### Set exercise
Every entry needs to be reproduced exactly.

### Data for processing
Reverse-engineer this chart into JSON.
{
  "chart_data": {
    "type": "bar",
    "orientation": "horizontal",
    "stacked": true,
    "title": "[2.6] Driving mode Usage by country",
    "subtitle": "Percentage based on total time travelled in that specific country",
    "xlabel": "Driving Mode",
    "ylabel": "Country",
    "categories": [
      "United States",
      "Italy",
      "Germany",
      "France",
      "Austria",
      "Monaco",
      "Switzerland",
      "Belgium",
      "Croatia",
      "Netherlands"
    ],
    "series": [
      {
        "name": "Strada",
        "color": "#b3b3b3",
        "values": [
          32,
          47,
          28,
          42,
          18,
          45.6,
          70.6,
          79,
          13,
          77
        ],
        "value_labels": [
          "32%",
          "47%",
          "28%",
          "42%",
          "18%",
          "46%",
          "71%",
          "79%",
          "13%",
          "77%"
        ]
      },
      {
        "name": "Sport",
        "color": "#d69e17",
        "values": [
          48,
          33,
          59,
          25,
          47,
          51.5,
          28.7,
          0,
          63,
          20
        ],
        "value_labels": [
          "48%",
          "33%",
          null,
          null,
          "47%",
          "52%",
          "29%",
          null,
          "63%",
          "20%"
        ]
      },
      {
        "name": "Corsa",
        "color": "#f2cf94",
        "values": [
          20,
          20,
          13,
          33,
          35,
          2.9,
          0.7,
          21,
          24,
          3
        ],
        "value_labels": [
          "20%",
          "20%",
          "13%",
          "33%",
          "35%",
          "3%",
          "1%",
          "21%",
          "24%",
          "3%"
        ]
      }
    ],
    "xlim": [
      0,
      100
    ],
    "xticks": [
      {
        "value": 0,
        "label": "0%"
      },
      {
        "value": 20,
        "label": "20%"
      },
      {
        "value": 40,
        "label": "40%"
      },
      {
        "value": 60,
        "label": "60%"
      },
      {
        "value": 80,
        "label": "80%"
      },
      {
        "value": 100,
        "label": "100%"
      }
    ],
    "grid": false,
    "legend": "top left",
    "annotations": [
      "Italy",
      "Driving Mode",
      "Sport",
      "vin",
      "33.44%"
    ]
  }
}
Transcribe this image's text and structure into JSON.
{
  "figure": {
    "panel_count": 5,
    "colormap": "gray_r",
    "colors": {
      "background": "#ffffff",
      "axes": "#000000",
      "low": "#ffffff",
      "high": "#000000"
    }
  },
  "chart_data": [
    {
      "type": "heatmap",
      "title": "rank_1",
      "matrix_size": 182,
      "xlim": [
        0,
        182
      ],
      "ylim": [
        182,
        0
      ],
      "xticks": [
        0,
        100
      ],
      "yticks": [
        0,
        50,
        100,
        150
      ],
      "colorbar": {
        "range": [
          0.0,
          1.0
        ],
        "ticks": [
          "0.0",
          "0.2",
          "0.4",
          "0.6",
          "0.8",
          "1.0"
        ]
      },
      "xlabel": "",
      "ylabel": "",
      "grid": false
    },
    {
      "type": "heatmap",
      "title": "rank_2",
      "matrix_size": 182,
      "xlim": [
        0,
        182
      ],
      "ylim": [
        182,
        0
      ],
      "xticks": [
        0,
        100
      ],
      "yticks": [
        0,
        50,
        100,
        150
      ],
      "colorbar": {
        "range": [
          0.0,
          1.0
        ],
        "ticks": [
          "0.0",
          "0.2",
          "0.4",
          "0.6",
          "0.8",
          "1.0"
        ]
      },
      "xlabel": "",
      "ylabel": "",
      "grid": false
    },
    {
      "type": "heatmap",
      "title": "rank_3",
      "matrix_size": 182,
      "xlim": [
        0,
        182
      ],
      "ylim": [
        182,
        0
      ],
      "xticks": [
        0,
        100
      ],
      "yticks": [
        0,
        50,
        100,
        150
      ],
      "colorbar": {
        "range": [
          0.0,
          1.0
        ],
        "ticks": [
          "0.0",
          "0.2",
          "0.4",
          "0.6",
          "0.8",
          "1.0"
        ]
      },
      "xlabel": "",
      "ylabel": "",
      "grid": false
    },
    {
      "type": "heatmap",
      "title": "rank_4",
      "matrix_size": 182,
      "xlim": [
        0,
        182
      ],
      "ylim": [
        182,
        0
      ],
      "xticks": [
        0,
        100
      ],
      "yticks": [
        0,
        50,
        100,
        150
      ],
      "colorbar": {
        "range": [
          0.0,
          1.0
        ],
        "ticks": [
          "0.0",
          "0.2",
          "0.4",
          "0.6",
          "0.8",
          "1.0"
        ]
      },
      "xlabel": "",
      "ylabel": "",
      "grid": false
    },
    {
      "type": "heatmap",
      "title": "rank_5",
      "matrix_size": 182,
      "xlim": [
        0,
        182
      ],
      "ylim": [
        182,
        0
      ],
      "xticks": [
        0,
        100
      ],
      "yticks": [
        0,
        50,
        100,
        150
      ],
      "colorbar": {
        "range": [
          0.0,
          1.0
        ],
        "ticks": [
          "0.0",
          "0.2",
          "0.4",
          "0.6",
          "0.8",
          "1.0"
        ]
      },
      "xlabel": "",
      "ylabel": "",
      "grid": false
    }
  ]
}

### Correct answer
Reverse-engineer this chart into JSON.
{
  "chart_data": {
    "type": "bar",
    "orientation": "horizontal",
    "stacked": true,
    "title": "[2.6] Driving mode Usage by country",
    "subtitle": "Percentage based on total time travelled in that specific country",
    "xlabel": "Driving Mode",
    "ylabel": "Country",
    "categories": [
      "United States",
      "Italy",
      "Germany",
      "France",
      "Austria",
      "Monaco",
      "Switzerland",
      "Belgium",
      "Croatia",
      "Netherlands"
    ],
    "series": [
      {
        "name": "Strada",
        "color": "#b3b3b3",
        "values": [
          32,
          47,
          28,
          42,
          18,
          45.6,
          70.6,
          79,
          13,
          77
        ],
        "value_labels": [
          "32%",
          "47%",
          "28%",
          "42%",
          "18%",
          "46%",
          "71%",
          "79%",
          "13%",
          "77%"
        ]
      },
      {
        "name": "Sport",
        "color": "#d69e17",
        "values": [
          48,
          33,
          59,
          25,
          47,
          51.5,
          28.7,
          0,
          63,
          20
        ],
        "value_labels": [
          "48%",
          "33%",
          null,
          null,
          "47%",
          "52%",
          "29%",
          null,
          "63%",
          "20%"
        ]
      },
      {
        "name": "Corsa",
        "color": "#f2cf94",
        "values": [
          20,
          20,
          13,
          33,
          35,
          2.9,
          0.7,
          21,
          24,
          3
        ],
        "value_labels": [
          "20%",
          "20%",
          "13%",
          "33%",
          "35%",
          "3%",
          "1%",
          "21%",
          "24%",
          "3%"
        ]
      }
    ],
    "xlim": [
      0,
      100
    ],
    "xticks": [
      {
        "value": 0,
        "label": "0%"
      },
      {
        "value": 20,
        "label": "20%"
      },
      {
        "value": 40,
        "label": "40%"
      },
      {
        "value": 60,
        "label": "60%"
      },
      {
        "value": 80,
        "label": "80%"
      },
      {
        "value": 100,
        "label": "100%"
      }
    ],
    "grid": false,
    "legend": "top left",
    "annotations": [
      "Italy",
      "Driving Mode",
      "Sport",
      "vin",
      "33.44%"
    ]
  }
}
Transcribe this image's text and structure into JSON.
{
  "figure": {
    "panel_count": 5,
    "colormap": "gray_r",
    "colors": {
      "background": "#ffffff",
      "axes": "#000000",
      "low": "#ffffff",
      "high": "#000000"
    }
  },
  "chart_data": [
    {
      "type": "heatmap",
      "title": "rank_1",
      "matrix_size": 182,
      "xlim": [
        0,
        182
      ],
      "ylim": [
        182,
        0
      ],
      "xticks": [
        0,
        100
      ],
      "yticks": [
        0,
        50,
        100,
        150
      ],
      "colorbar": {
        "range": [
          0.0,
          1.0
        ],
        "ticks": [
          "0.0",
          "0.2",
          "0.4",
          "0.6",
          "0.8",
          "1.0"
        ]
      },
      "xlabel": "",
      "ylabel": "",
      "grid": false
    },
    {
      "type": "heatmap",
      "title": "rank_2",
      "matrix_size": 182,
      "xlim": [
        0,
        182
      ],
      "ylim": [
        182,
        0
      ],
      "xticks": [
        0,
        100
      ],
      "yticks": [
        0,
        50,
        100,
        150
      ],
      "colorbar": {
        "range": [
          0.0,
          1.0
        ],
        "ticks": [
          "0.0",
          "0.2",
          "0.4",
          "0.6",
          "0.8",
          "1.0"
        ]
      },
      "xlabel": "",
      "ylabel": "",
      "grid": false
    },
    {
      "type": "heatmap",
      "title": "rank_3",
      "matrix_size": 182,
      "xlim": [
        0,
        182
      ],
      "ylim": [
        182,
        0
      ],
      "xticks": [
        0,
        100
      ],
      "yticks": [
        0,
        50,
        100,
        150
      ],
      "colorbar": {
        "range": [
          0.0,
          1.0
        ],
        "ticks": [
          "0.0",
          "0.2",
          "0.4",
          "0.6",
          "0.8",
          "1.0"
        ]
      },
      "xlabel": "",
      "ylabel": "",
      "grid": false
    },
    {
      "type": "heatmap",
      "title": "rank_4",
      "matrix_size": 182,
      "xlim": [
        0,
        182
      ],
      "ylim": [
        182,
        0
      ],
      "xticks": [
        0,
        100
      ],
      "yticks": [
        0,
        50,
        100,
        150
      ],
      "colorbar": {
        "range": [
          0.0,
          1.0
        ],
        "ticks": [
          "0.0",
          "0.2",
          "0.4",
          "0.6",
          "0.8",
          "1.0"
        ]
      },
      "xlabel": "",
      "ylabel": "",
      "grid": false
    },
    {
      "type": "heatmap",
      "title": "rank_5",
      "matrix_size": 182,
      "xlim": [
        0,
        182
      ],
      "ylim": [
        182,
        0
      ],
      "xticks": [
        0,
        100
      ],
      "yticks": [
        0,
        50,
        100,
        150
      ],
      "colorbar": {
        "range": [
          0.0,
          1.0
        ],
        "ticks": [
          "0.0",
          "0.2",
          "0.4",
          "0.6",
          "0.8",
          "1.0"
        ]
      },
      "xlabel": "",
      "ylabel": "",
      "grid": false
    }
  ]
}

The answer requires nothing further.